→ TASK BRIEF
Word for word, set down the records and skip each picture.

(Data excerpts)
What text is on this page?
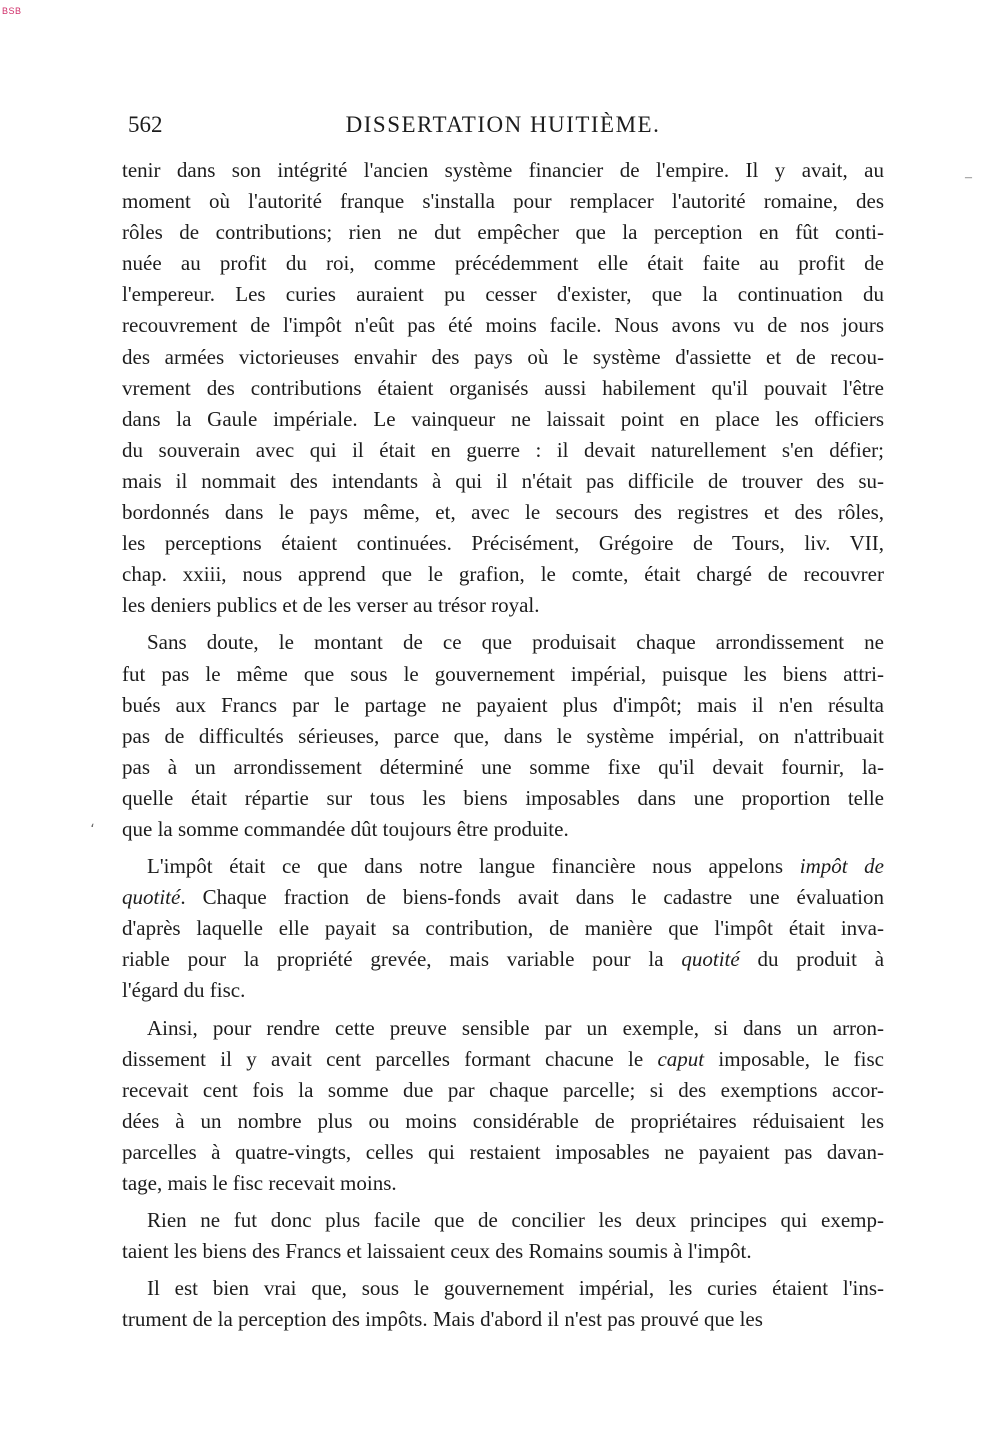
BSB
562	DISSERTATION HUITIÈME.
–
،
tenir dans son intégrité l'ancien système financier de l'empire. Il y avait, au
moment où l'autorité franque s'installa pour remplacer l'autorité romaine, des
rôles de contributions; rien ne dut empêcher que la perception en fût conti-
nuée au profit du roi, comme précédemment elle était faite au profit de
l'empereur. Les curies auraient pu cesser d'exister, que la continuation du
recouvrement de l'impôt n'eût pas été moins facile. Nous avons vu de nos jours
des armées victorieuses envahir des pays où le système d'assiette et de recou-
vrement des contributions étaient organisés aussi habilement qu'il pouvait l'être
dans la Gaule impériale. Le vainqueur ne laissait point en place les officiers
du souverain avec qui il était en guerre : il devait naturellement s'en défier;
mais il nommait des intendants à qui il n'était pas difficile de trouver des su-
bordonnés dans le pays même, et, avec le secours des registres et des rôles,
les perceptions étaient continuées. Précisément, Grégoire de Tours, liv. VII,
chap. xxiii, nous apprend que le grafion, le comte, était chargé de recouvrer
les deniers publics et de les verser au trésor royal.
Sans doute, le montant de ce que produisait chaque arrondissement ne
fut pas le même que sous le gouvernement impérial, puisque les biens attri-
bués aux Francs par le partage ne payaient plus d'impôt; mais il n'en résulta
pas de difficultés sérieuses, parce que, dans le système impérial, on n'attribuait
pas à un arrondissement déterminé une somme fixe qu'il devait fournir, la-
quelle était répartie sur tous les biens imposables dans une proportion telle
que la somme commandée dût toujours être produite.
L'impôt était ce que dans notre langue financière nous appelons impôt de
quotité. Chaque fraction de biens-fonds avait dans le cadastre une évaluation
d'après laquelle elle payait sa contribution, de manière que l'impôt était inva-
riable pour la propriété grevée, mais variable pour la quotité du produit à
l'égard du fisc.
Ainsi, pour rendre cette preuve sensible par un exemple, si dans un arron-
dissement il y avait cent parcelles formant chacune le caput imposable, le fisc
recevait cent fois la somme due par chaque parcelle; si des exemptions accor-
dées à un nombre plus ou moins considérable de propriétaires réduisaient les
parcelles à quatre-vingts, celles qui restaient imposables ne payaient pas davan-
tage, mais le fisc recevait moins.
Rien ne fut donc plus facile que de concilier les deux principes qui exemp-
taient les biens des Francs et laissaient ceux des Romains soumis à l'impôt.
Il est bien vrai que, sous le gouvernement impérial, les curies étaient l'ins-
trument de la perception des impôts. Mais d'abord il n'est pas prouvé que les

→ PROBLEM SOLUTION
What text is on this page?
BSB
562	DISSERTATION HUITIÈME.
–
،
tenir dans son intégrité l'ancien système financier de l'empire. Il y avait, au
moment où l'autorité franque s'installa pour remplacer l'autorité romaine, des
rôles de contributions; rien ne dut empêcher que la perception en fût conti-
nuée au profit du roi, comme précédemment elle était faite au profit de
l'empereur. Les curies auraient pu cesser d'exister, que la continuation du
recouvrement de l'impôt n'eût pas été moins facile. Nous avons vu de nos jours
des armées victorieuses envahir des pays où le système d'assiette et de recou-
vrement des contributions étaient organisés aussi habilement qu'il pouvait l'être
dans la Gaule impériale. Le vainqueur ne laissait point en place les officiers
du souverain avec qui il était en guerre : il devait naturellement s'en défier;
mais il nommait des intendants à qui il n'était pas difficile de trouver des su-
bordonnés dans le pays même, et, avec le secours des registres et des rôles,
les perceptions étaient continuées. Précisément, Grégoire de Tours, liv. VII,
chap. xxiii, nous apprend que le grafion, le comte, était chargé de recouvrer
les deniers publics et de les verser au trésor royal.
Sans doute, le montant de ce que produisait chaque arrondissement ne
fut pas le même que sous le gouvernement impérial, puisque les biens attri-
bués aux Francs par le partage ne payaient plus d'impôt; mais il n'en résulta
pas de difficultés sérieuses, parce que, dans le système impérial, on n'attribuait
pas à un arrondissement déterminé une somme fixe qu'il devait fournir, la-
quelle était répartie sur tous les biens imposables dans une proportion telle
que la somme commandée dût toujours être produite.
L'impôt était ce que dans notre langue financière nous appelons impôt de
quotité. Chaque fraction de biens-fonds avait dans le cadastre une évaluation
d'après laquelle elle payait sa contribution, de manière que l'impôt était inva-
riable pour la propriété grevée, mais variable pour la quotité du produit à
l'égard du fisc.
Ainsi, pour rendre cette preuve sensible par un exemple, si dans un arron-
dissement il y avait cent parcelles formant chacune le caput imposable, le fisc
recevait cent fois la somme due par chaque parcelle; si des exemptions accor-
dées à un nombre plus ou moins considérable de propriétaires réduisaient les
parcelles à quatre-vingts, celles qui restaient imposables ne payaient pas davan-
tage, mais le fisc recevait moins.
Rien ne fut donc plus facile que de concilier les deux principes qui exemp-
taient les biens des Francs et laissaient ceux des Romains soumis à l'impôt.
Il est bien vrai que, sous le gouvernement impérial, les curies étaient l'ins-
trument de la perception des impôts. Mais d'abord il n'est pas prouvé que les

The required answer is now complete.